START ENTRIES SUPPLIED

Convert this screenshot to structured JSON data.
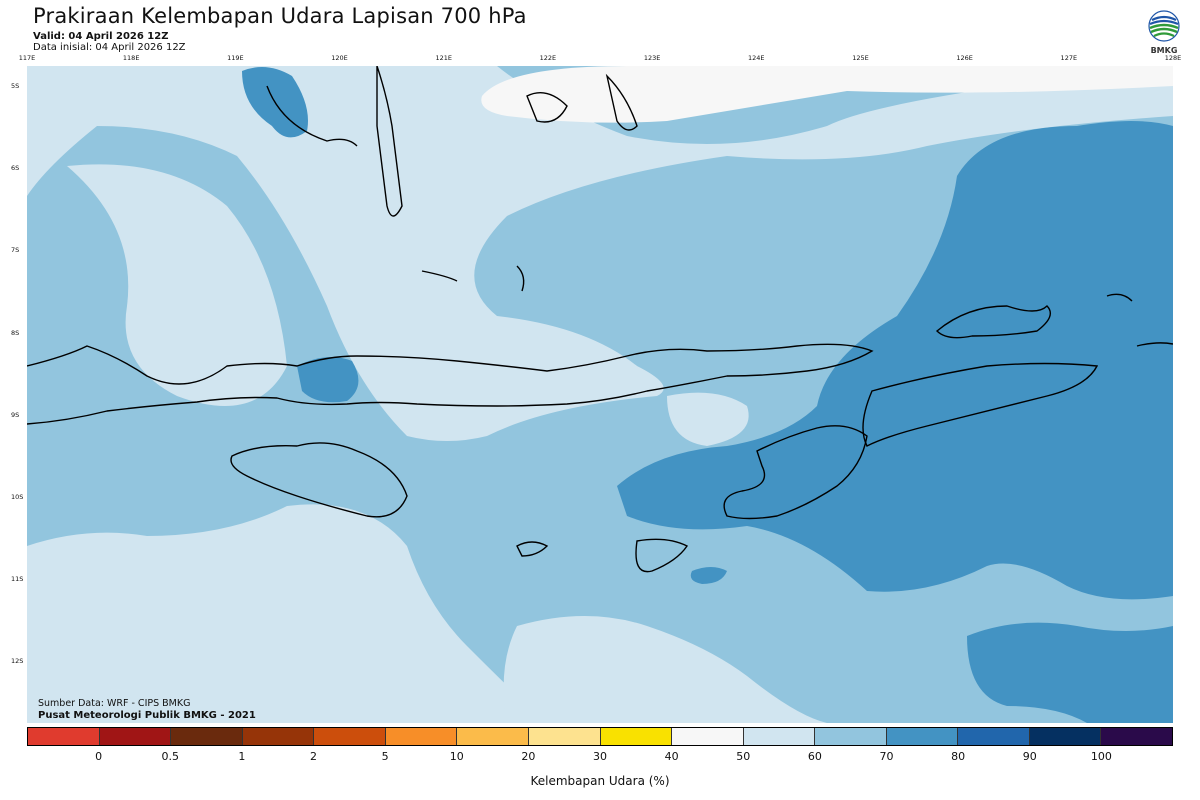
{
  "header": {
    "title": "Prakiraan Kelembapan Udara Lapisan 700 hPa",
    "valid": "Valid: 04 April 2026 12Z",
    "initial": "Data inisial: 04 April 2026 12Z"
  },
  "logo": {
    "text": "BMKG",
    "icon": "bmkg-logo-icon"
  },
  "map": {
    "lon_labels": [
      "117E",
      "118E",
      "119E",
      "120E",
      "121E",
      "122E",
      "123E",
      "124E",
      "125E",
      "126E",
      "127E",
      "128E"
    ],
    "lat_labels": [
      "5S",
      "6S",
      "7S",
      "8S",
      "9S",
      "10S",
      "11S",
      "12S"
    ]
  },
  "credits": {
    "source": "Sumber Data: WRF - CIPS BMKG",
    "publisher": "Pusat Meteorologi Publik BMKG - 2021"
  },
  "colorbar": {
    "colors": [
      "#e03b2e",
      "#a01515",
      "#6a2a0d",
      "#963408",
      "#cc4e0c",
      "#f78e28",
      "#fbbb4a",
      "#fde28f",
      "#f9e100",
      "#f7f7f7",
      "#d1e5f0",
      "#92c5de",
      "#4393c3",
      "#2166ac",
      "#053061",
      "#2a0a4a"
    ],
    "ticks": [
      "0",
      "0.5",
      "1",
      "2",
      "5",
      "10",
      "20",
      "30",
      "40",
      "50",
      "60",
      "70",
      "80",
      "90",
      "100"
    ],
    "label": "Kelembapan Udara (%)"
  }
}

END ENTRIES SUPPLIED

GIVEN PROBLEM: Copy every record above exactly, leaving out any pictures.

FINAL RESULT:
Convert this screenshot to structured JSON data.
{
  "header": {
    "title": "Prakiraan Kelembapan Udara Lapisan 700 hPa",
    "valid": "Valid: 04 April 2026 12Z",
    "initial": "Data inisial: 04 April 2026 12Z"
  },
  "logo": {
    "text": "BMKG",
    "icon": "bmkg-logo-icon"
  },
  "map": {
    "lon_labels": [
      "117E",
      "118E",
      "119E",
      "120E",
      "121E",
      "122E",
      "123E",
      "124E",
      "125E",
      "126E",
      "127E",
      "128E"
    ],
    "lat_labels": [
      "5S",
      "6S",
      "7S",
      "8S",
      "9S",
      "10S",
      "11S",
      "12S"
    ]
  },
  "credits": {
    "source": "Sumber Data: WRF - CIPS BMKG",
    "publisher": "Pusat Meteorologi Publik BMKG - 2021"
  },
  "colorbar": {
    "colors": [
      "#e03b2e",
      "#a01515",
      "#6a2a0d",
      "#963408",
      "#cc4e0c",
      "#f78e28",
      "#fbbb4a",
      "#fde28f",
      "#f9e100",
      "#f7f7f7",
      "#d1e5f0",
      "#92c5de",
      "#4393c3",
      "#2166ac",
      "#053061",
      "#2a0a4a"
    ],
    "ticks": [
      "0",
      "0.5",
      "1",
      "2",
      "5",
      "10",
      "20",
      "30",
      "40",
      "50",
      "60",
      "70",
      "80",
      "90",
      "100"
    ],
    "label": "Kelembapan Udara (%)"
  }
}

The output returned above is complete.